GIVEN REQUEST: Reproduce the listing word for word. Skip any image.

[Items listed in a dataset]

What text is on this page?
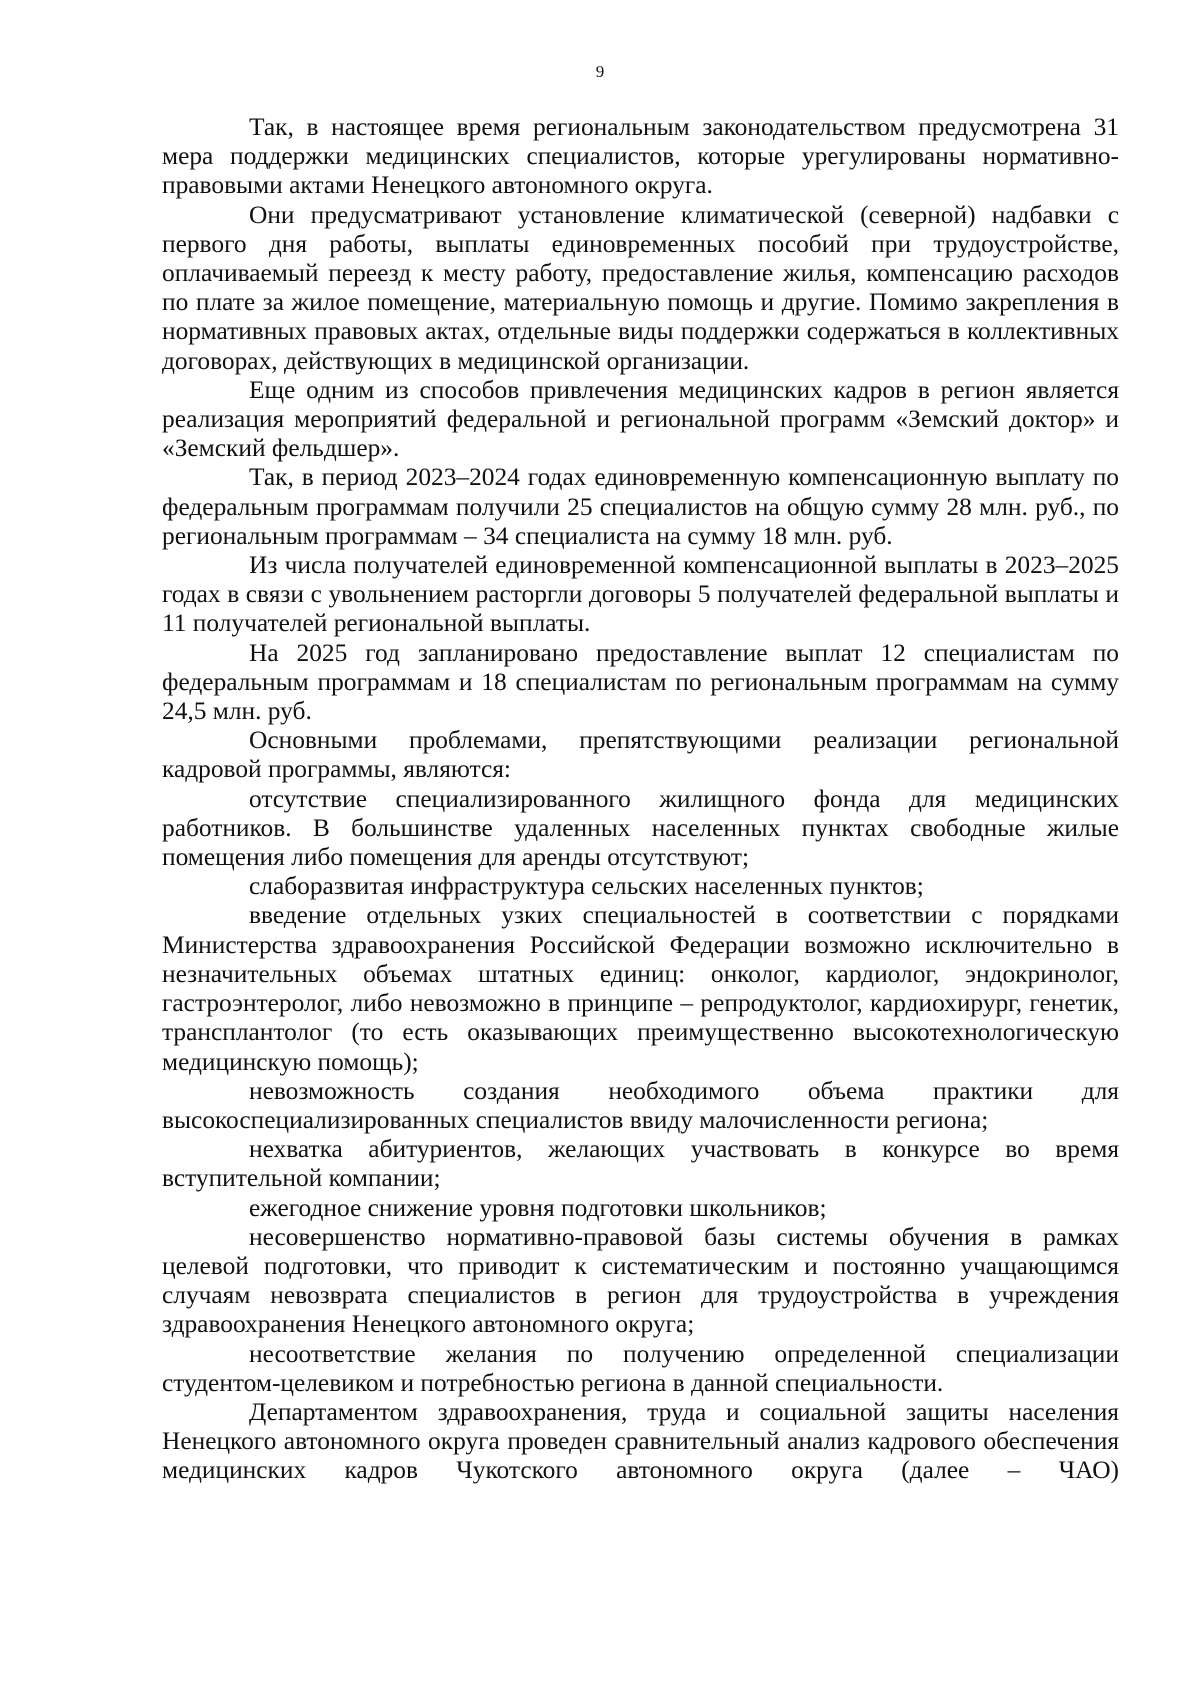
9

Так, в настоящее время региональным законодательством предусмотрена 31 мера поддержки медицинских специалистов, которые урегулированы нормативно-правовыми актами Ненецкого автономного округа.

Они предусматривают установление климатической (северной) надбавки с первого дня работы, выплаты единовременных пособий при трудоустройстве, оплачиваемый переезд к месту работу, предоставление жилья, компенсацию расходов по плате за жилое помещение, материальную помощь и другие. Помимо закрепления в нормативных правовых актах, отдельные виды поддержки содержаться в коллективных договорах, действующих в медицинской организации.

Еще одним из способов привлечения медицинских кадров в регион является реализация мероприятий федеральной и региональной программ «Земский доктор» и «Земский фельдшер».

Так, в период 2023–2024 годах единовременную компенсационную выплату по федеральным программам получили 25 специалистов на общую сумму 28 млн. руб., по региональным программам – 34 специалиста на сумму 18 млн. руб.

Из числа получателей единовременной компенсационной выплаты в 2023–2025 годах в связи с увольнением расторгли договоры 5 получателей федеральной выплаты и 11 получателей региональной выплаты.

На 2025 год запланировано предоставление выплат 12 специалистам по федеральным программам и 18 специалистам по региональным программам на сумму 24,5 млн. руб.

Основными проблемами, препятствующими реализации региональной кадровой программы, являются:

отсутствие специализированного жилищного фонда для медицинских работников. В большинстве удаленных населенных пунктах свободные жилые помещения либо помещения для аренды отсутствуют;

слаборазвитая инфраструктура сельских населенных пунктов;

введение отдельных узких специальностей в соответствии с порядками Министерства здравоохранения Российской Федерации возможно исключительно в незначительных объемах штатных единиц: онколог, кардиолог, эндокринолог, гастроэнтеролог, либо невозможно в принципе – репродуктолог, кардиохирург, генетик, трансплантолог (то есть оказывающих преимущественно высокотехнологическую медицинскую помощь);

невозможность создания необходимого объема практики для высокоспециализированных специалистов ввиду малочисленности региона;

нехватка абитуриентов, желающих участвовать в конкурсе во время вступительной компании;

ежегодное снижение уровня подготовки школьников;

несовершенство нормативно-правовой базы системы обучения в рамках целевой подготовки, что приводит к систематическим и постоянно учащающимся случаям невозврата специалистов в регион для трудоустройства в учреждения здравоохранения Ненецкого автономного округа;

несоответствие желания по получению определенной специализации студентом-целевиком и потребностью региона в данной специальности.

Департаментом здравоохранения, труда и социальной защиты населения Ненецкого автономного округа проведен сравнительный анализ кадрового обеспечения медицинских кадров Чукотского автономного округа (далее – ЧАО)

OUTPUT FOR THIS EXERCISE:
What text is on this page?
9

Так, в настоящее время региональным законодательством предусмотрена 31 мера поддержки медицинских специалистов, которые урегулированы нормативно-правовыми актами Ненецкого автономного округа.

Они предусматривают установление климатической (северной) надбавки с первого дня работы, выплаты единовременных пособий при трудоустройстве, оплачиваемый переезд к месту работу, предоставление жилья, компенсацию расходов по плате за жилое помещение, материальную помощь и другие. Помимо закрепления в нормативных правовых актах, отдельные виды поддержки содержаться в коллективных договорах, действующих в медицинской организации.

Еще одним из способов привлечения медицинских кадров в регион является реализация мероприятий федеральной и региональной программ «Земский доктор» и «Земский фельдшер».

Так, в период 2023–2024 годах единовременную компенсационную выплату по федеральным программам получили 25 специалистов на общую сумму 28 млн. руб., по региональным программам – 34 специалиста на сумму 18 млн. руб.

Из числа получателей единовременной компенсационной выплаты в 2023–2025 годах в связи с увольнением расторгли договоры 5 получателей федеральной выплаты и 11 получателей региональной выплаты.

На 2025 год запланировано предоставление выплат 12 специалистам по федеральным программам и 18 специалистам по региональным программам на сумму 24,5 млн. руб.

Основными проблемами, препятствующими реализации региональной кадровой программы, являются:

отсутствие специализированного жилищного фонда для медицинских работников. В большинстве удаленных населенных пунктах свободные жилые помещения либо помещения для аренды отсутствуют;

слаборазвитая инфраструктура сельских населенных пунктов;

введение отдельных узких специальностей в соответствии с порядками Министерства здравоохранения Российской Федерации возможно исключительно в незначительных объемах штатных единиц: онколог, кардиолог, эндокринолог, гастроэнтеролог, либо невозможно в принципе – репродуктолог, кардиохирург, генетик, трансплантолог (то есть оказывающих преимущественно высокотехнологическую медицинскую помощь);

невозможность создания необходимого объема практики для высокоспециализированных специалистов ввиду малочисленности региона;

нехватка абитуриентов, желающих участвовать в конкурсе во время вступительной компании;

ежегодное снижение уровня подготовки школьников;

несовершенство нормативно-правовой базы системы обучения в рамках целевой подготовки, что приводит к систематическим и постоянно учащающимся случаям невозврата специалистов в регион для трудоустройства в учреждения здравоохранения Ненецкого автономного округа;

несоответствие желания по получению определенной специализации студентом-целевиком и потребностью региона в данной специальности.

Департаментом здравоохранения, труда и социальной защиты населения Ненецкого автономного округа проведен сравнительный анализ кадрового обеспечения медицинских кадров Чукотского автономного округа (далее – ЧАО)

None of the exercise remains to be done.